Rows from a figure dataset
-*-

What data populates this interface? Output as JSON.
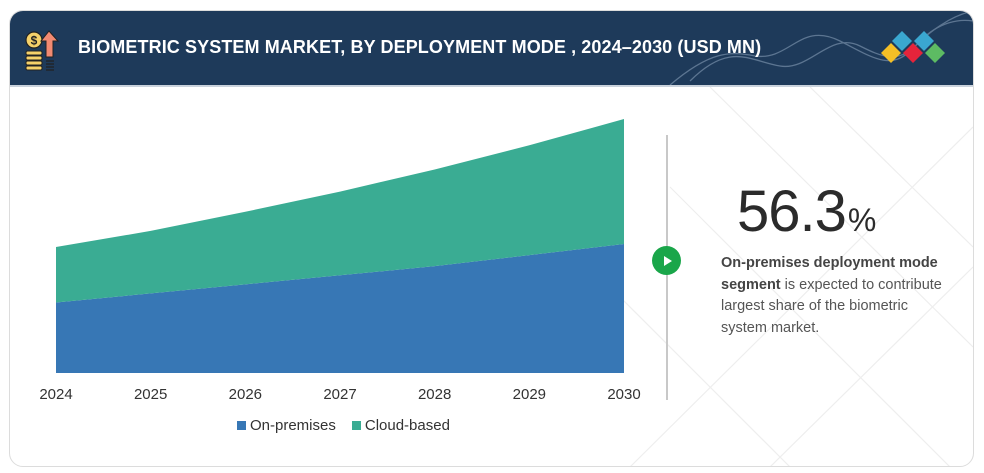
{
  "header": {
    "title": "BIOMETRIC SYSTEM MARKET, BY DEPLOYMENT MODE , 2024–2030 (USD MN)",
    "icon": "money-growth-icon",
    "logo": "brand-diamonds-logo"
  },
  "colors": {
    "header_bg": "#1e3a5a",
    "on_premises": "#3777b5",
    "cloud_based": "#3aac93",
    "play_button": "#1aa64a"
  },
  "chart_data": {
    "type": "area",
    "stacked": true,
    "title": "BIOMETRIC SYSTEM MARKET, BY DEPLOYMENT MODE , 2024–2030 (USD MN)",
    "xlabel": "",
    "ylabel": "",
    "y_axis_labels_shown": false,
    "grid": false,
    "legend_position": "bottom",
    "categories": [
      "2024",
      "2025",
      "2026",
      "2027",
      "2028",
      "2029",
      "2030"
    ],
    "series": [
      {
        "name": "On-premises",
        "color": "#3777b5",
        "values": [
          70,
          79,
          88,
          97,
          106,
          117,
          128
        ]
      },
      {
        "name": "Cloud-based",
        "color": "#3aac93",
        "values": [
          55,
          62,
          72,
          83,
          96,
          109,
          124
        ]
      }
    ],
    "value_note": "relative index estimated from area heights; no y-axis scale shown",
    "ylim": [
      0,
      260
    ]
  },
  "legend": {
    "items": [
      {
        "label": "On-premises",
        "color": "#3777b5"
      },
      {
        "label": "Cloud-based",
        "color": "#3aac93"
      }
    ]
  },
  "callout": {
    "value": "56.3",
    "unit": "%",
    "bold_text": "On-premises deployment mode segment",
    "text": " is expected to contribute largest share of the biometric system market.",
    "button_icon": "play-icon"
  }
}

-*-

* WHAT IS REQUIRED
Quote the entries in full. Any image among them is to be omitted from the copy.

* FINAL ANSWER
What data populates this interface? Output as JSON.
{
  "header": {
    "title": "BIOMETRIC SYSTEM MARKET, BY DEPLOYMENT MODE , 2024–2030 (USD MN)",
    "icon": "money-growth-icon",
    "logo": "brand-diamonds-logo"
  },
  "colors": {
    "header_bg": "#1e3a5a",
    "on_premises": "#3777b5",
    "cloud_based": "#3aac93",
    "play_button": "#1aa64a"
  },
  "chart_data": {
    "type": "area",
    "stacked": true,
    "title": "BIOMETRIC SYSTEM MARKET, BY DEPLOYMENT MODE , 2024–2030 (USD MN)",
    "xlabel": "",
    "ylabel": "",
    "y_axis_labels_shown": false,
    "grid": false,
    "legend_position": "bottom",
    "categories": [
      "2024",
      "2025",
      "2026",
      "2027",
      "2028",
      "2029",
      "2030"
    ],
    "series": [
      {
        "name": "On-premises",
        "color": "#3777b5",
        "values": [
          70,
          79,
          88,
          97,
          106,
          117,
          128
        ]
      },
      {
        "name": "Cloud-based",
        "color": "#3aac93",
        "values": [
          55,
          62,
          72,
          83,
          96,
          109,
          124
        ]
      }
    ],
    "value_note": "relative index estimated from area heights; no y-axis scale shown",
    "ylim": [
      0,
      260
    ]
  },
  "legend": {
    "items": [
      {
        "label": "On-premises",
        "color": "#3777b5"
      },
      {
        "label": "Cloud-based",
        "color": "#3aac93"
      }
    ]
  },
  "callout": {
    "value": "56.3",
    "unit": "%",
    "bold_text": "On-premises deployment mode segment",
    "text": " is expected to contribute largest share of the biometric system market.",
    "button_icon": "play-icon"
  }
}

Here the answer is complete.